[Direction] Transcribe every entry word for word, leaving out all images.
[Start of Data for the task]
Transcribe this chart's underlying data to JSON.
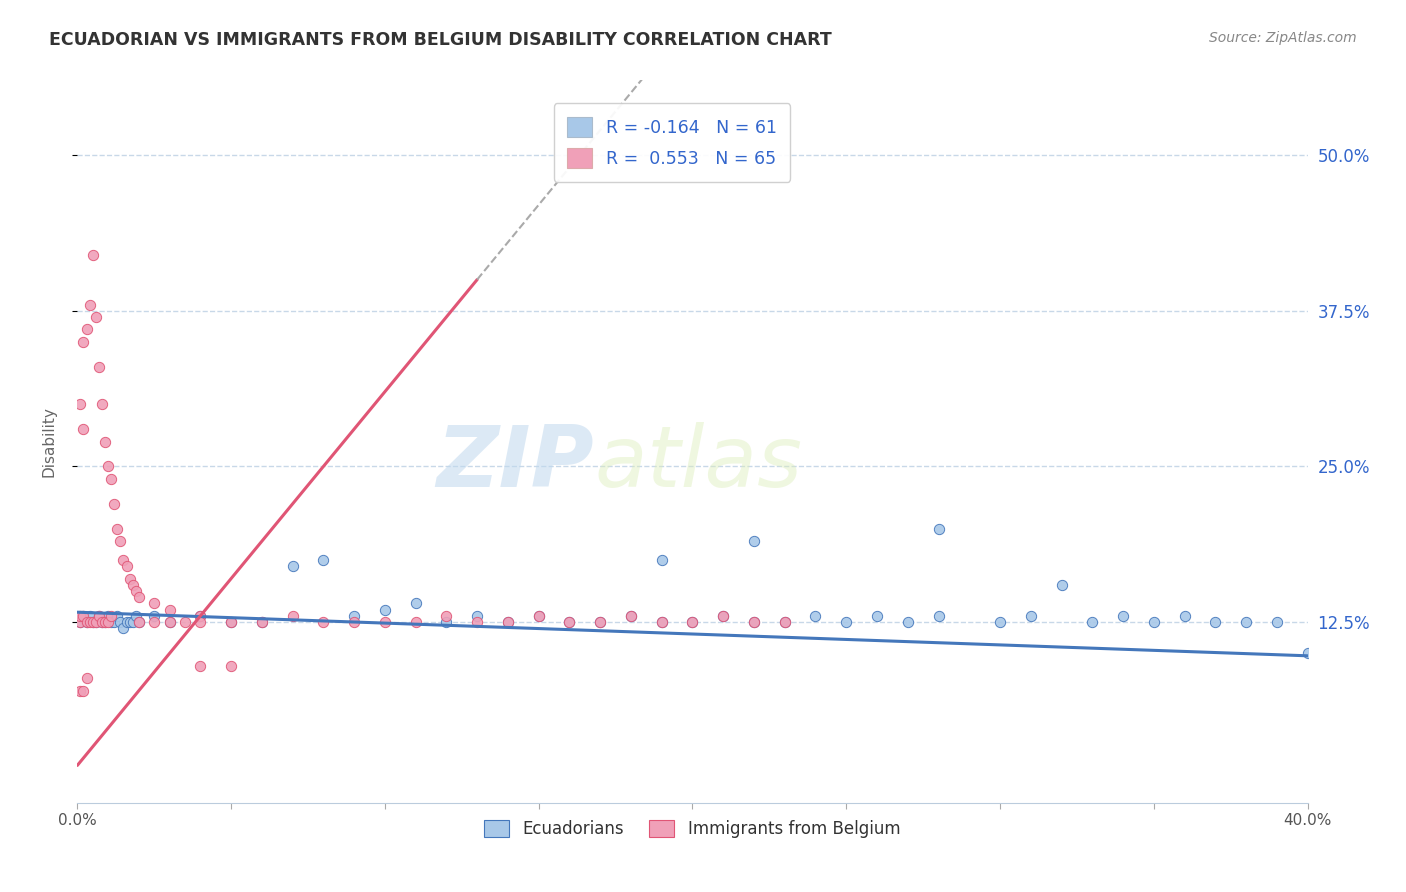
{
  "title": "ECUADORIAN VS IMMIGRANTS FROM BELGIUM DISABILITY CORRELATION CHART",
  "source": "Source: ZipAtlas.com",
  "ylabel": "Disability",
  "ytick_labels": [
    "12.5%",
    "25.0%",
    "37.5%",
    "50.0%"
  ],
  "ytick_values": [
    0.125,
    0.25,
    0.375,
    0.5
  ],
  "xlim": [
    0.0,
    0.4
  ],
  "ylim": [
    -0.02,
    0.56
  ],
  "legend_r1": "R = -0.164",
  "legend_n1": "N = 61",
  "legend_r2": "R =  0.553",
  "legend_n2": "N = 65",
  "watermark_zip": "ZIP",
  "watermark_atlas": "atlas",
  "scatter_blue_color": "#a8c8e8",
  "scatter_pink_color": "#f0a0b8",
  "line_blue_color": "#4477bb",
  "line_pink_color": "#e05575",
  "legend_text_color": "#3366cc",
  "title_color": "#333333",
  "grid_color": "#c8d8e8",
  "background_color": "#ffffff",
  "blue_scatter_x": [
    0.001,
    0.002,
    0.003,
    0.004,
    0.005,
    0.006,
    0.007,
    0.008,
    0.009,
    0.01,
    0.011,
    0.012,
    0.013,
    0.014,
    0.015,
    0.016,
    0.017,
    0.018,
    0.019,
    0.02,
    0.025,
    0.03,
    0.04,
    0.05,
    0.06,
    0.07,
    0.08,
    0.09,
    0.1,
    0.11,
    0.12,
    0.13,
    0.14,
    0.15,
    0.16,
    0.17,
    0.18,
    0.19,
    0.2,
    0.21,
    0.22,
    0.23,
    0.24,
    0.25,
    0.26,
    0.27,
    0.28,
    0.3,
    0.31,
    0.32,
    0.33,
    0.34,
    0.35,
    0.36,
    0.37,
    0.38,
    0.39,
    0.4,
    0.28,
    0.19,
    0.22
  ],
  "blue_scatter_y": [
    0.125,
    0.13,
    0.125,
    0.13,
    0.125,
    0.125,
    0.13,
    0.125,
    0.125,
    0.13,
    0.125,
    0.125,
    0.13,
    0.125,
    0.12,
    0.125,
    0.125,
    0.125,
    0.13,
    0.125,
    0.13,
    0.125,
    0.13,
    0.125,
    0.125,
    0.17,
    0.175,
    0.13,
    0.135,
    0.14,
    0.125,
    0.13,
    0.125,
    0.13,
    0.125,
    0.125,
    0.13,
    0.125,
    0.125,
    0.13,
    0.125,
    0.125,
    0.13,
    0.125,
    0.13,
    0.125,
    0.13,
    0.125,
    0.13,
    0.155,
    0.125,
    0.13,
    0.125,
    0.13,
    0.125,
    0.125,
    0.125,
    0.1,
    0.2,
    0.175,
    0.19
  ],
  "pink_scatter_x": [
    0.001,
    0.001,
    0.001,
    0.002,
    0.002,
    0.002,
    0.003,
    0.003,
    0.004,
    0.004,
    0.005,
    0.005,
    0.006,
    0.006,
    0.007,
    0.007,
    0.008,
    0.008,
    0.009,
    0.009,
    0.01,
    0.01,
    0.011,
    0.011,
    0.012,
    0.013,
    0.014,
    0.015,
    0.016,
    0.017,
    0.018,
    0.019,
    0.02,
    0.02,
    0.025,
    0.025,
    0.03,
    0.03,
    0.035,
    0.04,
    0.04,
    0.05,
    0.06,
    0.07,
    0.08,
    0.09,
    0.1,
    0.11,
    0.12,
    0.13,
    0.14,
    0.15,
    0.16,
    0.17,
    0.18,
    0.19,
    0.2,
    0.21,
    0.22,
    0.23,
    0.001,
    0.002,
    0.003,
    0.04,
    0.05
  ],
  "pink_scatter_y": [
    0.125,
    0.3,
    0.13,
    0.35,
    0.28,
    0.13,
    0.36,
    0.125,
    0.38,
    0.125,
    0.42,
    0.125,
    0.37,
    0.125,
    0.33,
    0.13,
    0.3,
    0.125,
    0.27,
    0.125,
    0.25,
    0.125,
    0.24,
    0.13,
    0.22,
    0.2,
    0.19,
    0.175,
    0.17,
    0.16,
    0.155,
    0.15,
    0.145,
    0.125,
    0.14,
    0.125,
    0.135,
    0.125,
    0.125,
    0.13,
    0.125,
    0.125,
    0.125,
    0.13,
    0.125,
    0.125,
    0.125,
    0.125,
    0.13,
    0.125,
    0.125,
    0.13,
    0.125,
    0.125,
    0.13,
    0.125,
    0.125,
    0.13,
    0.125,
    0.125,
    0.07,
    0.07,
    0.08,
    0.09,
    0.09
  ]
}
[End of Data for the task]
[Answer in full]
Transcribe this chart's underlying data to JSON.
{
  "title": "ECUADORIAN VS IMMIGRANTS FROM BELGIUM DISABILITY CORRELATION CHART",
  "source": "Source: ZipAtlas.com",
  "ylabel": "Disability",
  "ytick_labels": [
    "12.5%",
    "25.0%",
    "37.5%",
    "50.0%"
  ],
  "ytick_values": [
    0.125,
    0.25,
    0.375,
    0.5
  ],
  "xlim": [
    0.0,
    0.4
  ],
  "ylim": [
    -0.02,
    0.56
  ],
  "legend_r1": "R = -0.164",
  "legend_n1": "N = 61",
  "legend_r2": "R =  0.553",
  "legend_n2": "N = 65",
  "watermark_zip": "ZIP",
  "watermark_atlas": "atlas",
  "scatter_blue_color": "#a8c8e8",
  "scatter_pink_color": "#f0a0b8",
  "line_blue_color": "#4477bb",
  "line_pink_color": "#e05575",
  "legend_text_color": "#3366cc",
  "title_color": "#333333",
  "grid_color": "#c8d8e8",
  "background_color": "#ffffff",
  "blue_scatter_x": [
    0.001,
    0.002,
    0.003,
    0.004,
    0.005,
    0.006,
    0.007,
    0.008,
    0.009,
    0.01,
    0.011,
    0.012,
    0.013,
    0.014,
    0.015,
    0.016,
    0.017,
    0.018,
    0.019,
    0.02,
    0.025,
    0.03,
    0.04,
    0.05,
    0.06,
    0.07,
    0.08,
    0.09,
    0.1,
    0.11,
    0.12,
    0.13,
    0.14,
    0.15,
    0.16,
    0.17,
    0.18,
    0.19,
    0.2,
    0.21,
    0.22,
    0.23,
    0.24,
    0.25,
    0.26,
    0.27,
    0.28,
    0.3,
    0.31,
    0.32,
    0.33,
    0.34,
    0.35,
    0.36,
    0.37,
    0.38,
    0.39,
    0.4,
    0.28,
    0.19,
    0.22
  ],
  "blue_scatter_y": [
    0.125,
    0.13,
    0.125,
    0.13,
    0.125,
    0.125,
    0.13,
    0.125,
    0.125,
    0.13,
    0.125,
    0.125,
    0.13,
    0.125,
    0.12,
    0.125,
    0.125,
    0.125,
    0.13,
    0.125,
    0.13,
    0.125,
    0.13,
    0.125,
    0.125,
    0.17,
    0.175,
    0.13,
    0.135,
    0.14,
    0.125,
    0.13,
    0.125,
    0.13,
    0.125,
    0.125,
    0.13,
    0.125,
    0.125,
    0.13,
    0.125,
    0.125,
    0.13,
    0.125,
    0.13,
    0.125,
    0.13,
    0.125,
    0.13,
    0.155,
    0.125,
    0.13,
    0.125,
    0.13,
    0.125,
    0.125,
    0.125,
    0.1,
    0.2,
    0.175,
    0.19
  ],
  "pink_scatter_x": [
    0.001,
    0.001,
    0.001,
    0.002,
    0.002,
    0.002,
    0.003,
    0.003,
    0.004,
    0.004,
    0.005,
    0.005,
    0.006,
    0.006,
    0.007,
    0.007,
    0.008,
    0.008,
    0.009,
    0.009,
    0.01,
    0.01,
    0.011,
    0.011,
    0.012,
    0.013,
    0.014,
    0.015,
    0.016,
    0.017,
    0.018,
    0.019,
    0.02,
    0.02,
    0.025,
    0.025,
    0.03,
    0.03,
    0.035,
    0.04,
    0.04,
    0.05,
    0.06,
    0.07,
    0.08,
    0.09,
    0.1,
    0.11,
    0.12,
    0.13,
    0.14,
    0.15,
    0.16,
    0.17,
    0.18,
    0.19,
    0.2,
    0.21,
    0.22,
    0.23,
    0.001,
    0.002,
    0.003,
    0.04,
    0.05
  ],
  "pink_scatter_y": [
    0.125,
    0.3,
    0.13,
    0.35,
    0.28,
    0.13,
    0.36,
    0.125,
    0.38,
    0.125,
    0.42,
    0.125,
    0.37,
    0.125,
    0.33,
    0.13,
    0.3,
    0.125,
    0.27,
    0.125,
    0.25,
    0.125,
    0.24,
    0.13,
    0.22,
    0.2,
    0.19,
    0.175,
    0.17,
    0.16,
    0.155,
    0.15,
    0.145,
    0.125,
    0.14,
    0.125,
    0.135,
    0.125,
    0.125,
    0.13,
    0.125,
    0.125,
    0.125,
    0.13,
    0.125,
    0.125,
    0.125,
    0.125,
    0.13,
    0.125,
    0.125,
    0.13,
    0.125,
    0.125,
    0.13,
    0.125,
    0.125,
    0.13,
    0.125,
    0.125,
    0.07,
    0.07,
    0.08,
    0.09,
    0.09
  ]
}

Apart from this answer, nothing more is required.